### DATA PROVIDED

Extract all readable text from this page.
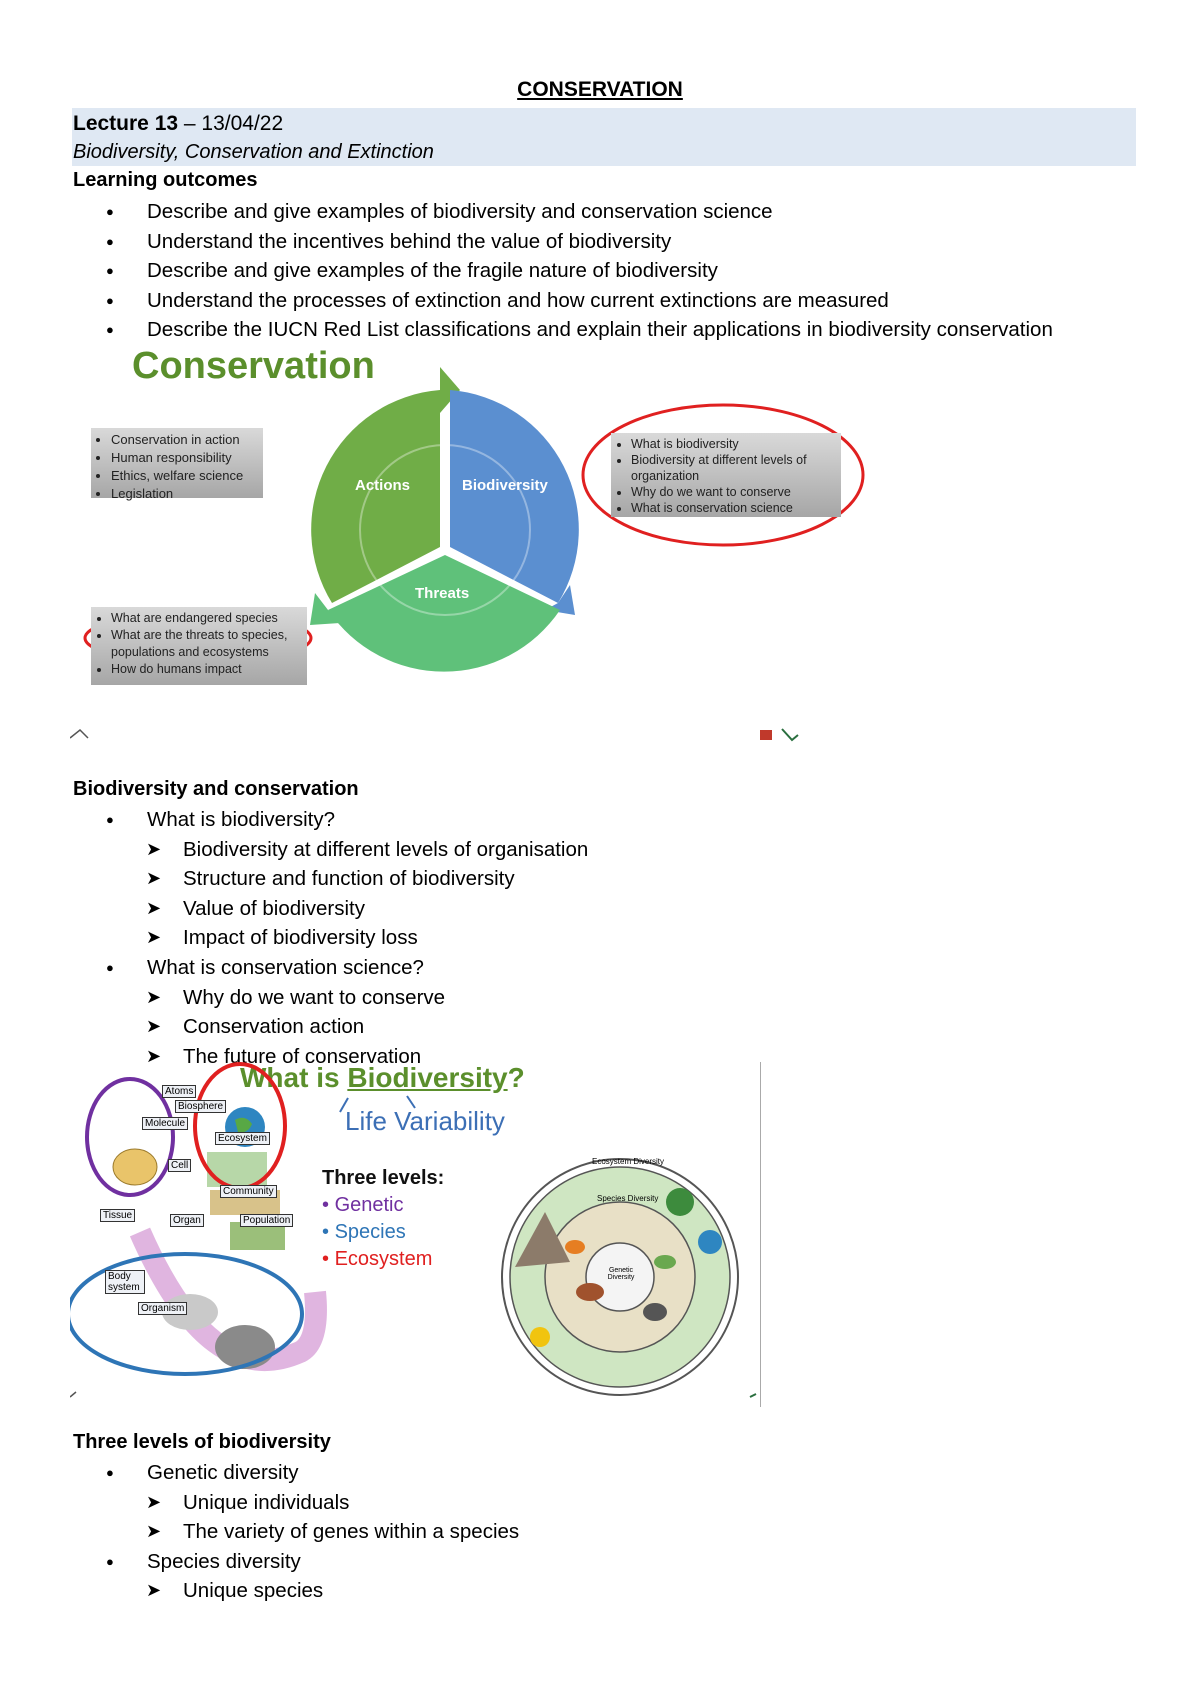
CONSERVATION
Lecture 13 – 13/04/22
Biodiversity, Conservation and Extinction
Learning outcomes
● Describe and give examples of biodiversity and conservation science
● Understand the incentives behind the value of biodiversity
● Describe and give examples of the fragile nature of biodiversity
● Understand the processes of extinction and how current extinctions are measured
● Describe the IUCN Red List classifications and explain their applications in biodiversity conservation
Conservation
Actions	Biodiversity
Threats
• Conservation in action
• Human responsibility
• Ethics, welfare science
• Legislation
• What is biodiversity
• Biodiversity at different levels of organization
• Why do we want to conserve
• What is conservation science
• What are endangered species
• What are the threats to species, populations and ecosystems
• How do humans impact
Biodiversity and conservation
● What is biodiversity?
➤ Biodiversity at different levels of organisation
➤ Structure and function of biodiversity
➤ Value of biodiversity
➤ Impact of biodiversity loss
● What is conservation science?
➤ Why do we want to conserve
➤ Conservation action
➤ The future of conservation
What is Biodiversity?
Life Variability
Atoms
Biosphere
Molecule
Ecosystem
Cell
Community
Tissue	Organ	Population
Body system
Organism
Ecosystem Diversity
Species Diversity
Genetic Diversity
Three levels:
• Genetic
• Species
• Ecosystem
Three levels of biodiversity
● Genetic diversity
➤ Unique individuals
➤ The variety of genes within a species
● Species diversity
➤ Unique species
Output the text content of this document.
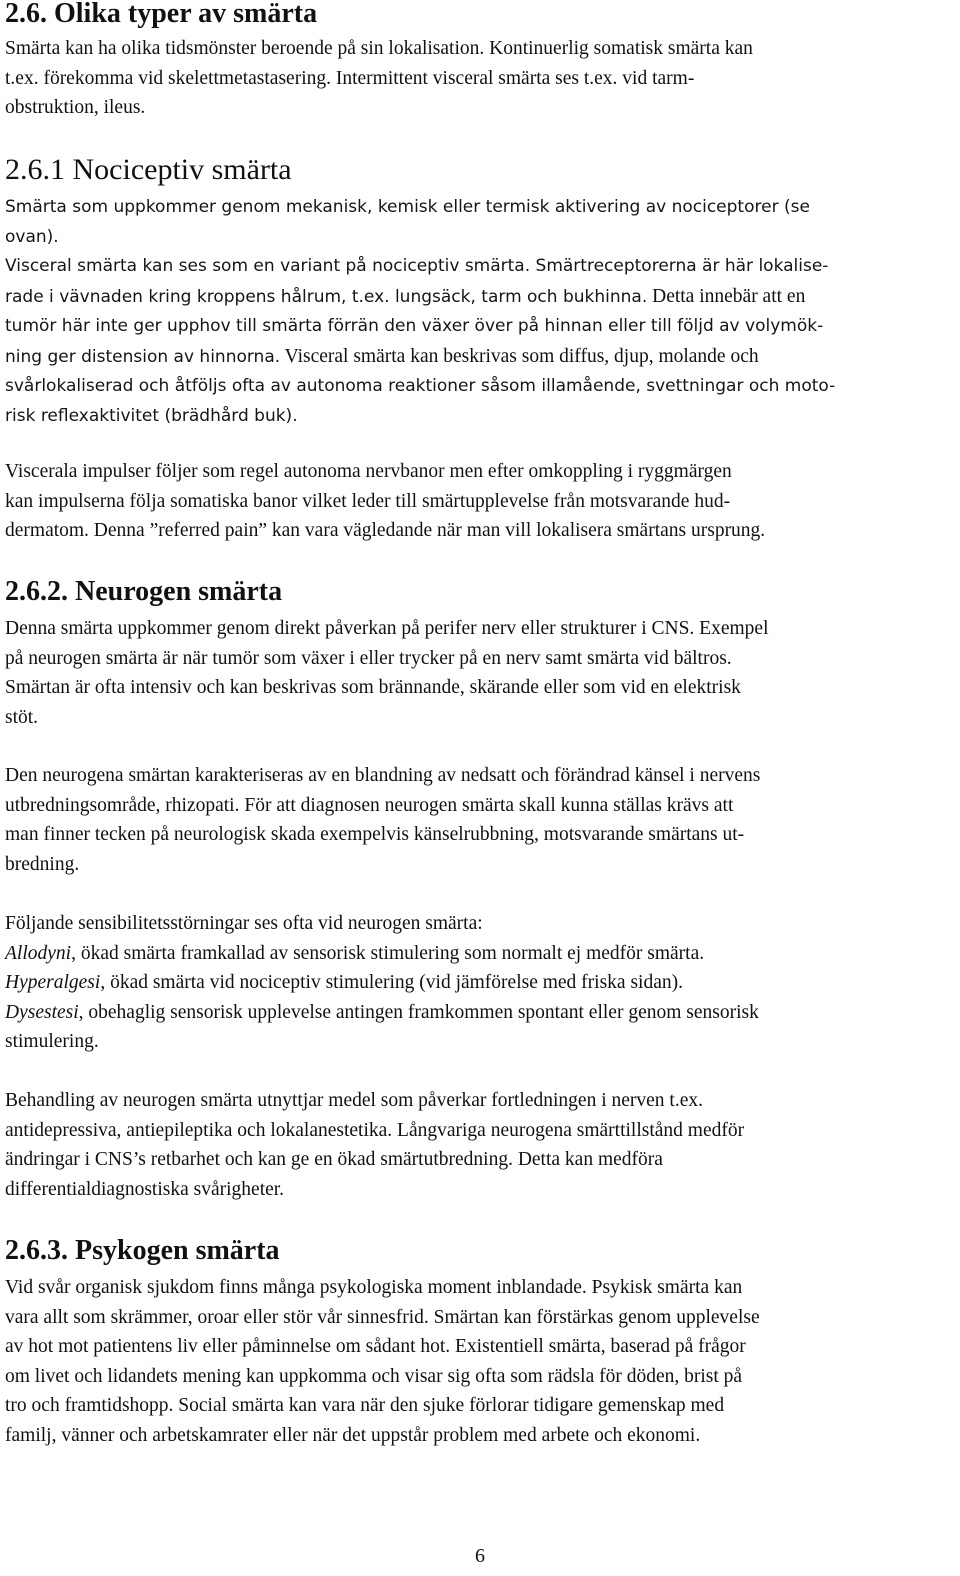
2.6. Olika typer av smärta

Smärta kan ha olika tidsmönster beroende på sin lokalisation. Kontinuerlig somatisk smärta kan
t.ex. förekomma vid skelettmetastasering. Intermittent visceral smärta ses t.ex. vid tarm-
obstruktion, ileus.

2.6.1 Nociceptiv smärta

Smärta som uppkommer genom mekanisk, kemisk eller termisk aktivering av nociceptorer (se
ovan).
Visceral smärta kan ses som en variant på nociceptiv smärta. Smärtreceptorerna är här lokalise-
rade i vävnaden kring kroppens hålrum, t.ex. lungsäck, tarm och bukhinna. Detta innebär att en
tumör här inte ger upphov till smärta förrän den växer över på hinnan eller till följd av volymök-
ning ger distension av hinnorna. Visceral smärta kan beskrivas som diffus, djup, molande och
svårlokaliserad och åtföljs ofta av autonoma reaktioner såsom illamående, svettningar och moto-
risk reflexaktivitet (brädhård buk).

Viscerala impulser följer som regel autonoma nervbanor men efter omkoppling i ryggmärgen
kan impulserna följa somatiska banor vilket leder till smärtupplevelse från motsvarande hud-
dermatom. Denna ”referred pain” kan vara vägledande när man vill lokalisera smärtans ursprung.

2.6.2. Neurogen smärta

Denna smärta uppkommer genom direkt påverkan på perifer nerv eller strukturer i CNS. Exempel
på neurogen smärta är när tumör som växer i eller trycker på en nerv samt smärta vid bältros.
Smärtan är ofta intensiv och kan beskrivas som brännande, skärande eller som vid en elektrisk
stöt.

Den neurogena smärtan karakteriseras av en blandning av nedsatt och förändrad känsel i nervens
utbredningsområde, rhizopati. För att diagnosen neurogen smärta skall kunna ställas krävs att
man finner tecken på neurologisk skada exempelvis känselrubbning, motsvarande smärtans ut-
bredning.

Följande sensibilitetsstörningar ses ofta vid neurogen smärta:
Allodyni, ökad smärta framkallad av sensorisk stimulering som normalt ej medför smärta.
Hyperalgesi, ökad smärta vid nociceptiv stimulering (vid jämförelse med friska sidan).
Dysestesi, obehaglig sensorisk upplevelse antingen framkommen spontant eller genom sensorisk
stimulering.

Behandling av neurogen smärta utnyttjar medel som påverkar fortledningen i nerven t.ex.
antidepressiva, antiepileptika och lokalanestetika. Långvariga neurogena smärttillstånd medför
ändringar i CNS’s retbarhet och kan ge en ökad smärtutbredning. Detta kan medföra
differentialdiagnostiska svårigheter.

2.6.3. Psykogen smärta

Vid svår organisk sjukdom finns många psykologiska moment inblandade. Psykisk smärta kan
vara allt som skrämmer, oroar eller stör vår sinnesfrid. Smärtan kan förstärkas genom upplevelse
av hot mot patientens liv eller påminnelse om sådant hot. Existentiell smärta, baserad på frågor
om livet och lidandets mening kan uppkomma och visar sig ofta som rädsla för döden, brist på
tro och framtidshopp. Social smärta kan vara när den sjuke förlorar tidigare gemenskap med
familj, vänner och arbetskamrater eller när det uppstår problem med arbete och ekonomi.

6
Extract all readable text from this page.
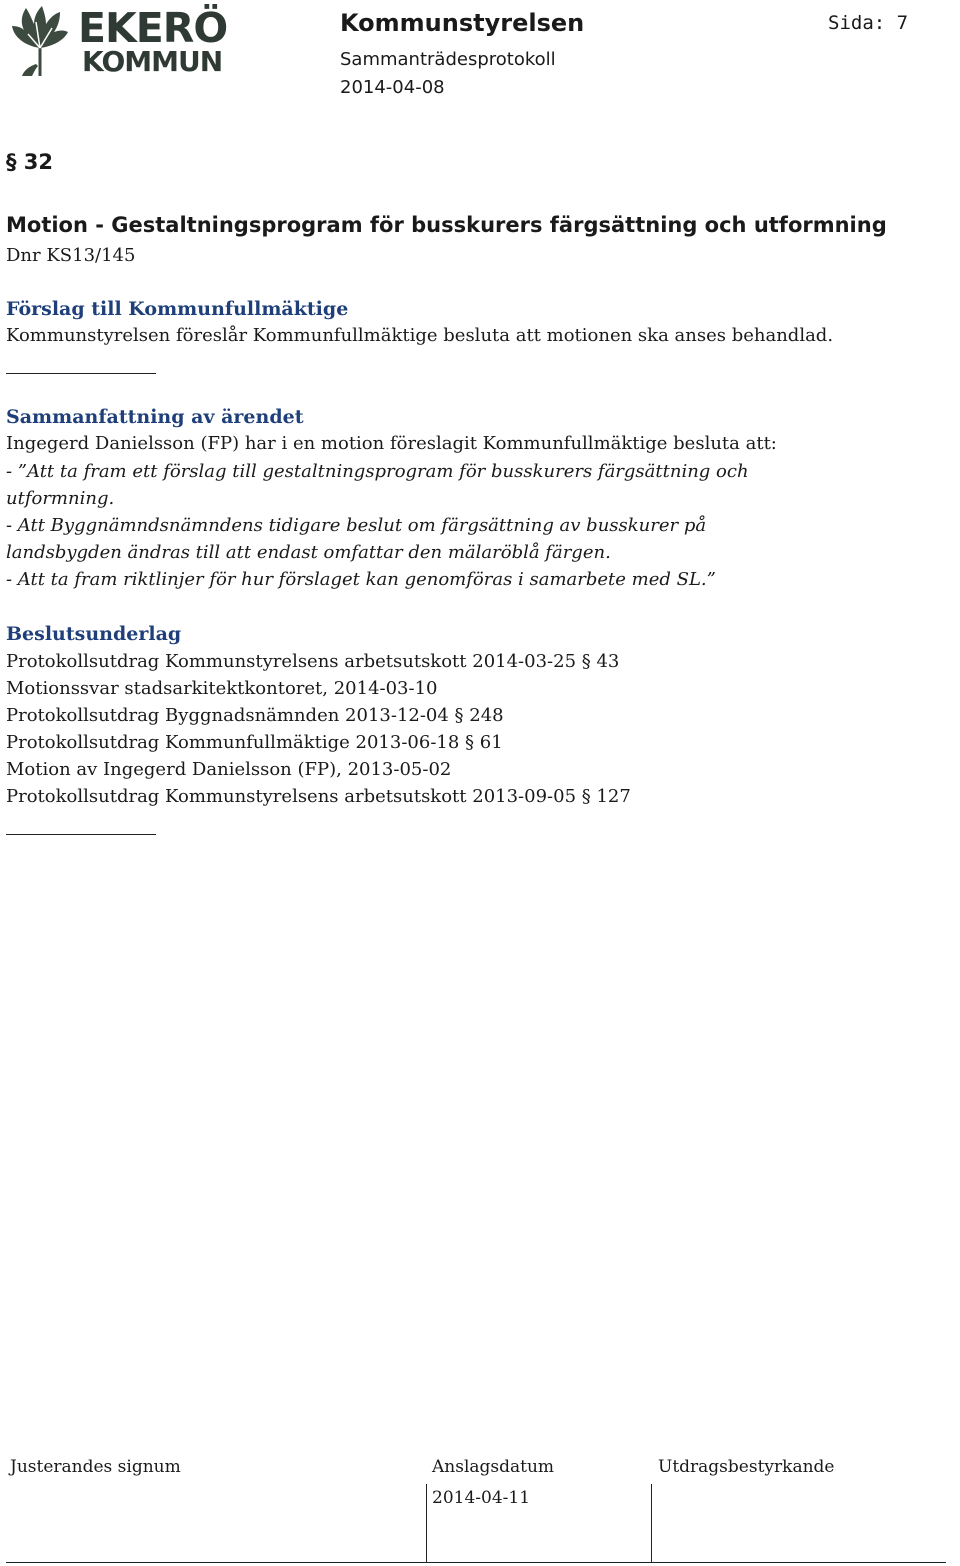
EKERÖ
KOMMUN
Kommunstyrelsen
Sammanträdesprotokoll
2014-04-08
Sida: 7
§ 32
Motion - Gestaltningsprogram för busskurers färgsättning och utformning
Dnr KS13/145
Förslag till Kommunfullmäktige
Kommunstyrelsen föreslår Kommunfullmäktige besluta att motionen ska anses behandlad.
Sammanfattning av ärendet
Ingegerd Danielsson (FP) har i en motion föreslagit Kommunfullmäktige besluta att:
- ”Att ta fram ett förslag till gestaltningsprogram för busskurers färgsättning och
utformning.
- Att Byggnämndsnämndens tidigare beslut om färgsättning av busskurer på
landsbygden ändras till att endast omfattar den mälaröblå färgen.
- Att ta fram riktlinjer för hur förslaget kan genomföras i samarbete med SL.”
Beslutsunderlag
Protokollsutdrag Kommunstyrelsens arbetsutskott 2014-03-25 § 43
Motionssvar stadsarkitektkontoret, 2014-03-10
Protokollsutdrag Byggnadsnämnden 2013-12-04 § 248
Protokollsutdrag Kommunfullmäktige 2013-06-18 § 61
Motion av Ingegerd Danielsson (FP), 2013-05-02
Protokollsutdrag Kommunstyrelsens arbetsutskott 2013-09-05 § 127
Justerandes signum	Anslagsdatum	Utdragsbestyrkande
2014-04-11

######

# ABOUT THIS EXERCISE
If the word "beskrivas" is on a line above, return that line.

# RESPONSE TO THIS TASK
ning ger distension av hinnorna. Visceral smärta kan beskrivas som diffus, djup, molande och
Smärtan är ofta intensiv och kan beskrivas som brännande, skärande eller som vid en elektrisk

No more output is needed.